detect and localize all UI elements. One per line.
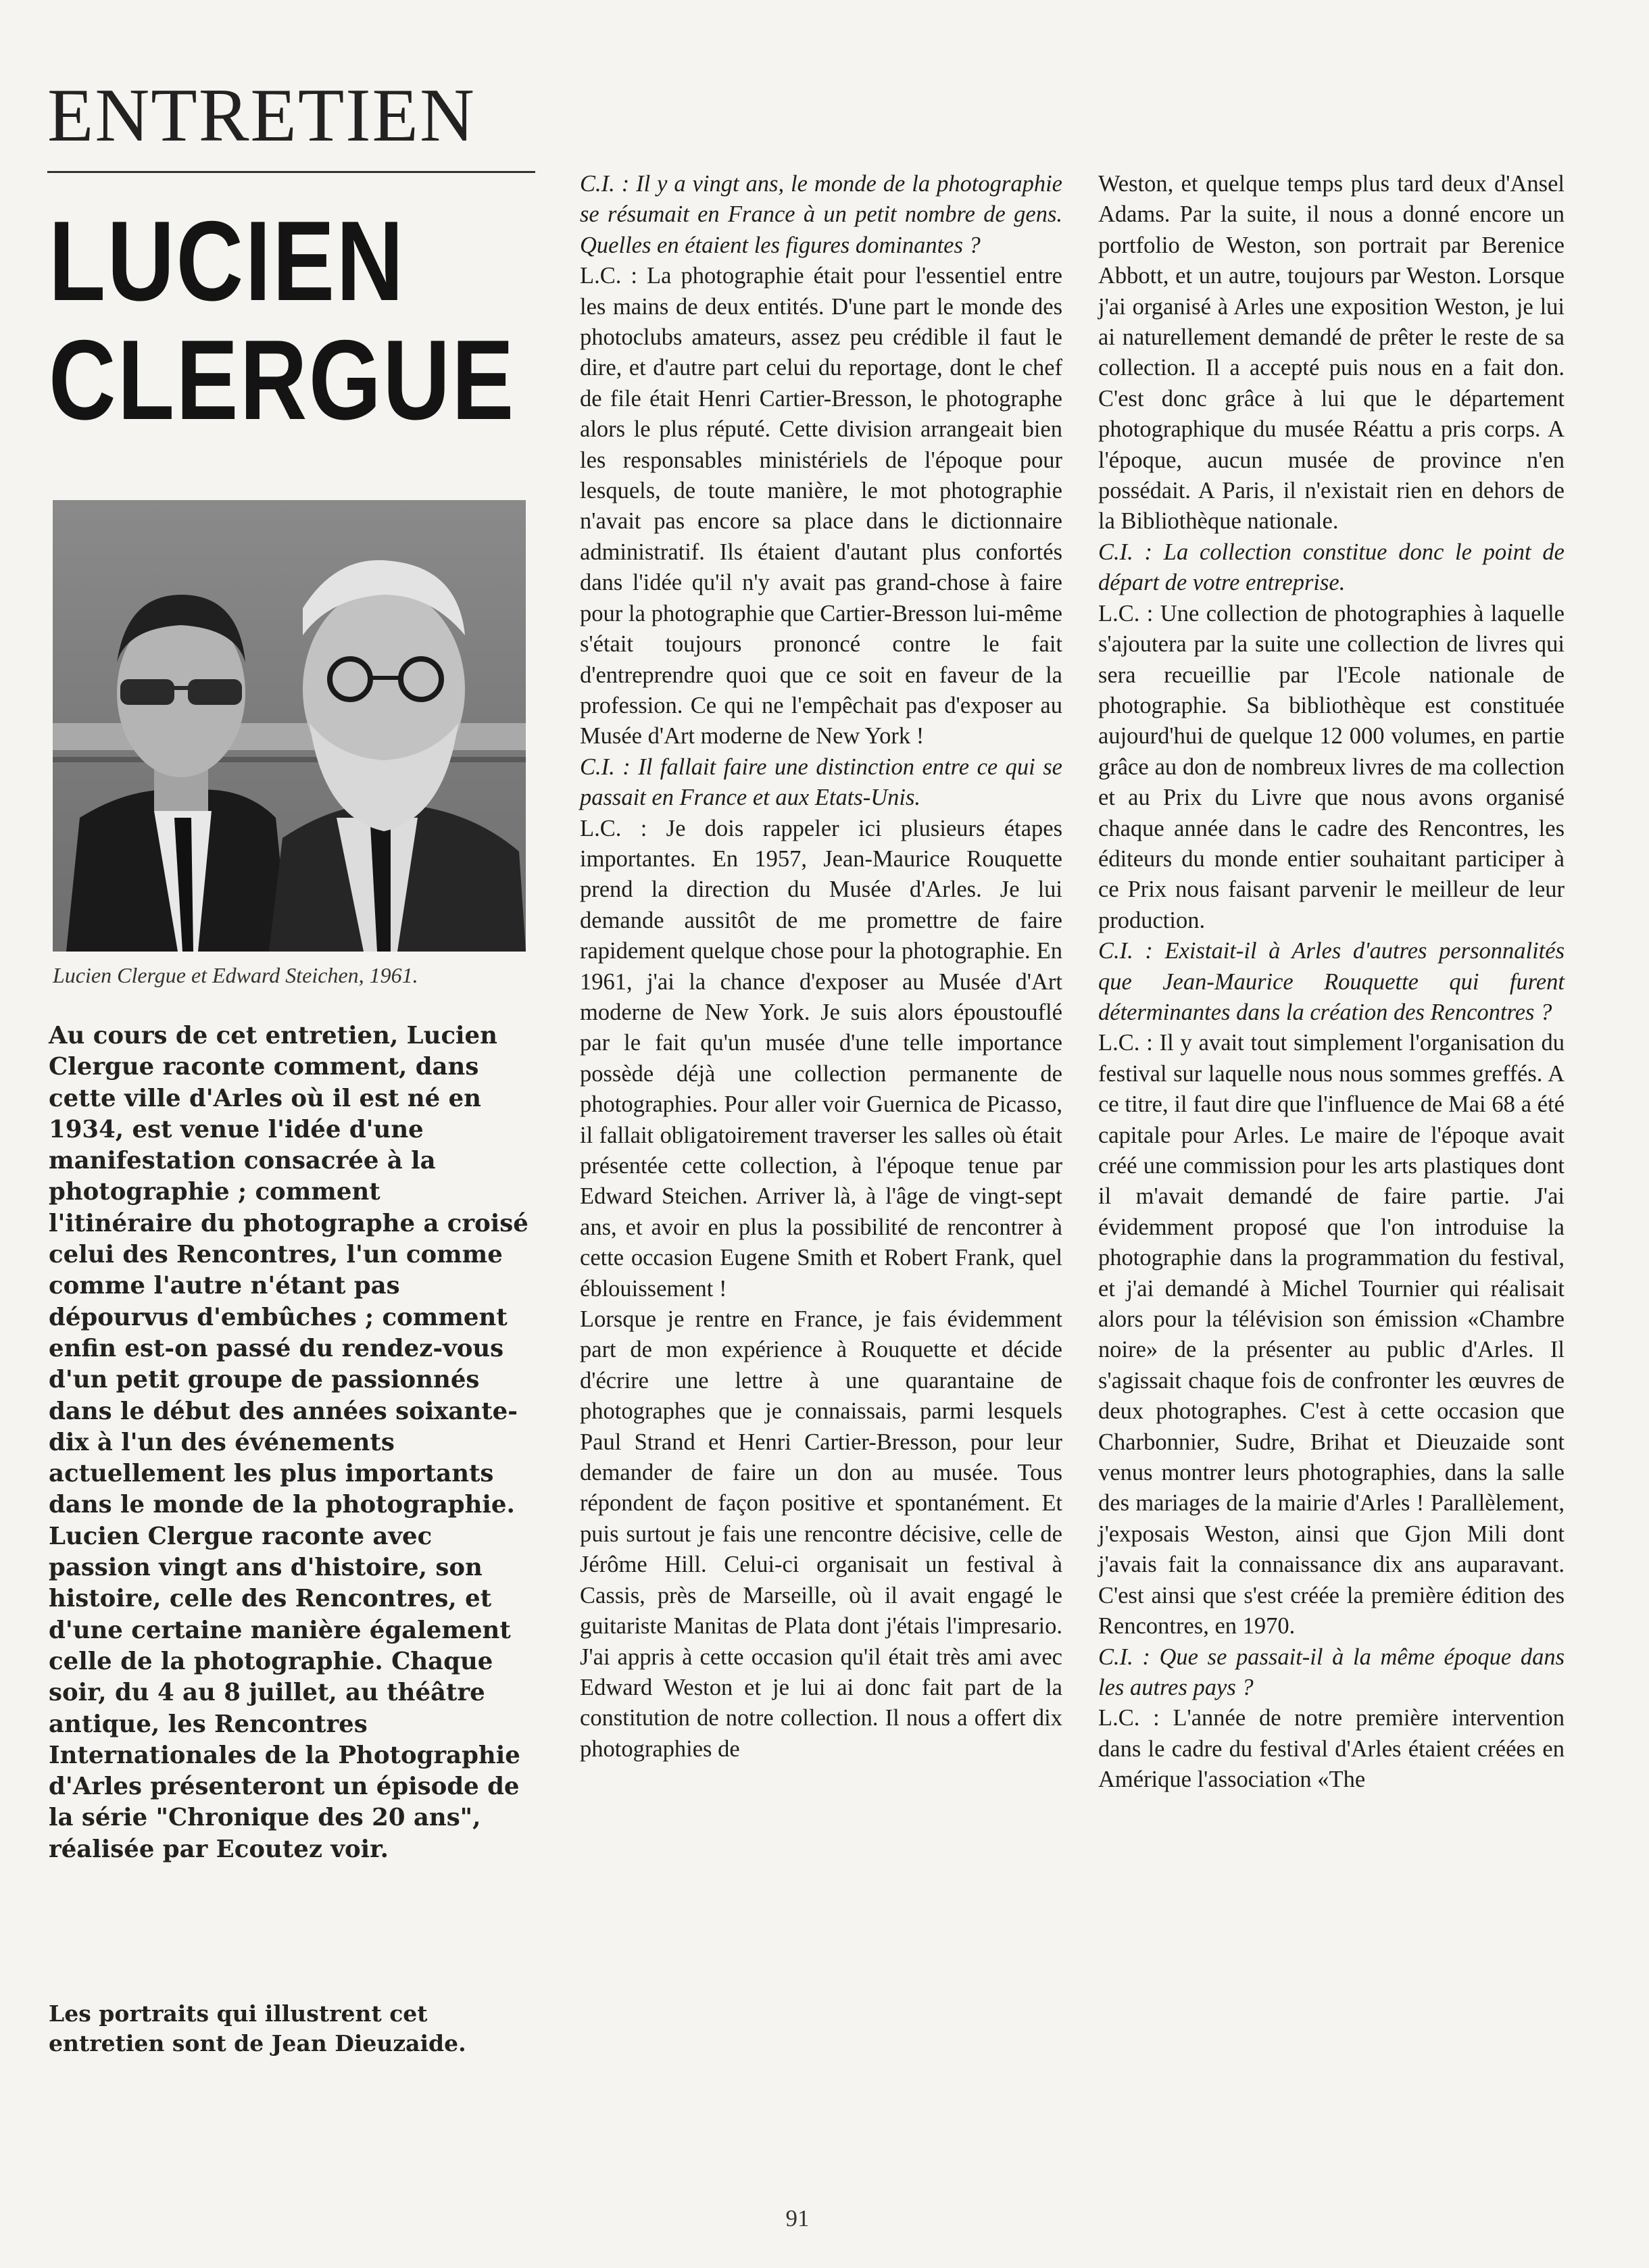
- photo-caption: Lucien Clergue et Edward Steichen, 1961.: [53, 963, 418, 987]
- question-paragraph: C.I. : Il fallait faire une distinction entre ce qui se passait en France et aux Etats-Unis.: [580, 754, 1062, 811]
- question-paragraph: C.I. : Que se passait-il à la même époque dans les autres pays ?: [1098, 1644, 1565, 1700]
- answer-paragraph: L.C. : Une collection de photographies à laquelle s'ajoutera par la suite une collection de livres qui sera recueillie par l'Ecole nationale de photographie. Sa bibliothèque est constituée aujourd'hui de quelque 12 000 volumes, en partie grâce au don de nombreux livres de ma collection et au Prix du Livre que nous avons organisé chaque année dans le cadre des Rencontres, les éditeurs du monde entier souhaitant participer à ce Prix nous faisant parvenir le meilleur de leur production.: [1098, 600, 1565, 933]
- heading-divider: [47, 171, 535, 173]
- page-number: 91: [785, 2205, 810, 2232]
- section-label: ENTRETIEN: [47, 74, 476, 157]
- answer-paragraph: L.C. : Il y avait tout simplement l'organisation du festival sur laquelle nous nous sommes greffés. A ce titre, il faut dire que l'influence de Mai 68 a été capitale pour Arles. Le maire de l'époque avait créé une commission pour les arts plastiques dont il m'avait demandé de faire partie. J'ai évidemment proposé que l'on introduise la photographie dans la programmation du festival, et j'ai demandé à Michel Tournier qui réalisait alors pour la télévision son émission «Chambre noire» de la présenter au public d'Arles. Il s'agissait chaque fois de confronter les œuvres de deux photographes. C'est à cette occasion que Charbonnier, Sudre, Brihat et Dieuzaide sont venus montrer leurs photographies, dans la salle des mariages de la mairie d'Arles ! Parallèlement, j'exposais Weston, ainsi que Gjon Mili dont j'avais fait la connaissance dix ans auparavant. C'est ainsi que s'est créée la première édition des Rencontres, en 1970.: [1098, 1030, 1565, 1640]
- article-column-1: [580, 169, 1062, 1765]
- answer-paragraph: L.C. : L'année de notre première intervention dans le cadre du festival d'Arles étaient créées en Amérique l'association «The: [1098, 1705, 1565, 1793]
- answer-paragraph: L.C. : Je dois rappeler ici plusieurs étapes importantes. En 1957, Jean-Maurice Rouquette prend la direction du Musée d'Arles. Je lui demande aussitôt de me promettre de faire rapidement quelque chose pour la photographie. En 1961, j'ai la chance d'exposer au Musée d'Art moderne de New York. Je suis alors époustouflé par le fait qu'un musée d'une telle importance possède déjà une collection permanente de photographies. Pour aller voir Guernica de Picasso, il fallait obligatoirement traverser les salles où était présentée cette collection, à l'époque tenue par Edward Steichen. Arriver là, à l'âge de vingt-sept ans, et avoir en plus la possibilité de rencontrer à cette occasion Eugene Smith et Robert Frank, quel éblouissement !: [580, 815, 1062, 1302]
- title-last-name: CLERGUE: [49, 316, 516, 443]
- answer-paragraph: L.C. : La photographie était pour l'essentiel entre les mains de deux entités. D'une part le monde des photoclubs amateurs, assez peu crédible il faut le dire, et d'autre part celui du reportage, dont le chef de file était Henri Cartier-Bresson, le photographe alors le plus réputé. Cette division arrangeait bien les responsables ministériels de l'époque pour lesquels, de toute manière, le mot photographie n'avait pas encore sa place dans le dictionnaire administratif. Ils étaient d'autant plus confortés dans l'idée qu'il n'y avait pas grand-chose à faire pour la photographie que Cartier-Bresson lui-même s'était toujours prononcé contre le fait d'entreprendre quoi que ce soit en faveur de la profession. Ce qui ne l'empêchait pas d'exposer au Musée d'Art moderne de New York !: [580, 263, 1062, 749]
- answer-paragraph: Weston, et quelque temps plus tard deux d'Ansel Adams. Par la suite, il nous a donné encore un portfolio de Weston, son portrait par Berenice Abbott, et un autre, toujours par Weston. Lorsque j'ai organisé à Arles une exposition Weston, je lui ai naturellement demandé de prêter le reste de sa collection. Il a accepté puis nous en a fait don. C'est donc grâce à lui que le département photographique du musée Réattu a pris corps. A l'époque, aucun musée de province n'en possédait. A Paris, il n'existait rien en dehors de la Bibliothèque nationale.: [1098, 171, 1565, 535]
- question-paragraph: C.I. : Existait-il à Arles d'autres personnalités que Jean-Maurice Rouquette qui furent déterminantes dans la création des Rencontres ?: [1098, 938, 1565, 1025]
- intro-paragraph: Au cours de cet entretien, Lucien Clergue raconte comment, dans cette ville d'Arles où il est né en 1934, est venue l'idée d'une manifestation consacrée à la photographie ; comment l'itinéraire du photographe a croisé celui des Rencontres, l'un comme comme l'autre n'étant pas dépourvus d'embûches ; comment enfin est-on passé du rendez-vous d'un petit groupe de passionnés dans le début des années soixante-dix à l'un des événements actuellement les plus importants dans le monde de la photographie. Lucien Clergue raconte avec passion vingt ans d'histoire, son histoire, celle des Rencontres, et d'une certaine manière également celle de la photographie. Chaque soir, du 4 au 8 juillet, au théâtre antique, les Rencontres Internationales de la Photographie d'Arles présenteront un épisode de la série "Chronique des 20 ans", réalisée par Ecoutez voir.: [49, 1022, 528, 1863]
- photo-credits: Les portraits qui illustrent cet entretien sont de Jean Dieuzaide.: [49, 2000, 466, 2056]
- question-paragraph: C.I. : Il y a vingt ans, le monde de la photographie se résumait en France à un petit nombre de gens. Quelles en étaient les figures dominantes ?: [580, 171, 1062, 258]
- portrait-photo: [53, 500, 526, 952]
- article-column-2: [1098, 169, 1565, 1796]
- title-first-name: LUCIEN: [49, 197, 405, 324]
- question-paragraph: C.I. : La collection constitue donc le point de départ de votre entreprise.: [1098, 539, 1565, 596]
- answer-paragraph: Lorsque je rentre en France, je fais évidemment part de mon expérience à Rouquette et décide d'écrire une lettre à une quarantaine de photographes que je connaissais, parmi lesquels Paul Strand et Henri Cartier-Bresson, pour leur demander de faire un don au musée. Tous répondent de façon positive et spontanément. Et puis surtout je fais une rencontre décisive, celle de Jérôme Hill. Celui-ci organisait un festival à Cassis, près de Marseille, où il avait engagé le guitariste Manitas de Plata dont j'étais l'impresario. J'ai appris à cette occasion qu'il était très ami avec Edward Weston et je lui ai donc fait part de la constitution de notre collection. Il nous a offert dix photographies de: [580, 1306, 1062, 1762]
- portrait-photo-drawing: [53, 500, 526, 952]
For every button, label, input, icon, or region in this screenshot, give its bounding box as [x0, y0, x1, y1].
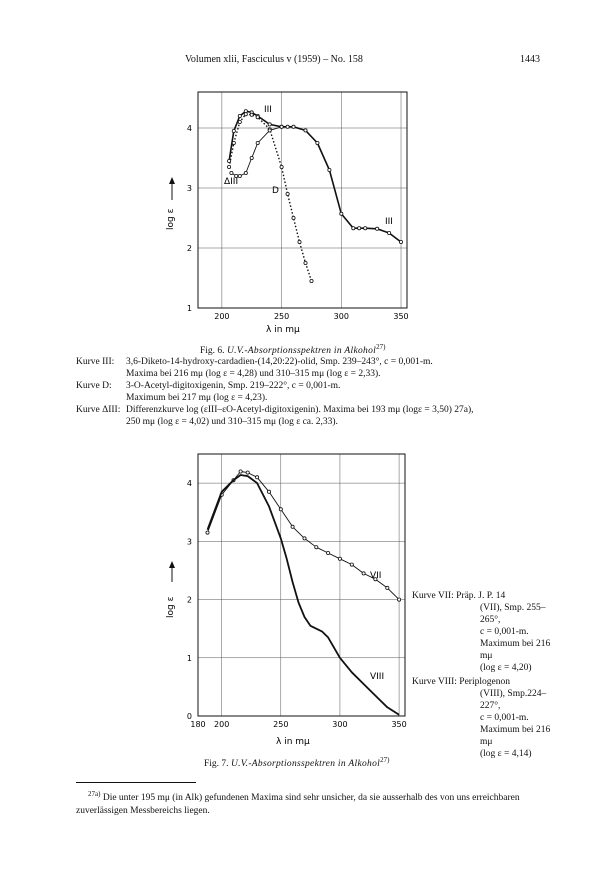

___

AIM OF THE EXERCISE
Quote the lines of the first item from the line containing "- photo-caption: Lucien" up to and including the line containing "- question-paragraph: C.I. : Que", reproducing each one verbatim.

TASK SOLUTION
- photo-caption: Lucien Clergue et Edward Steichen, 1961.: [53, 963, 418, 987]
- question-paragraph: C.I. : Il fallait faire une distinction entre ce qui se passait en France et aux Etats-Unis.: [580, 754, 1062, 811]
- question-paragraph: C.I. : Que se passait-il à la même époque dans les autres pays ?: [1098, 1644, 1565, 1700]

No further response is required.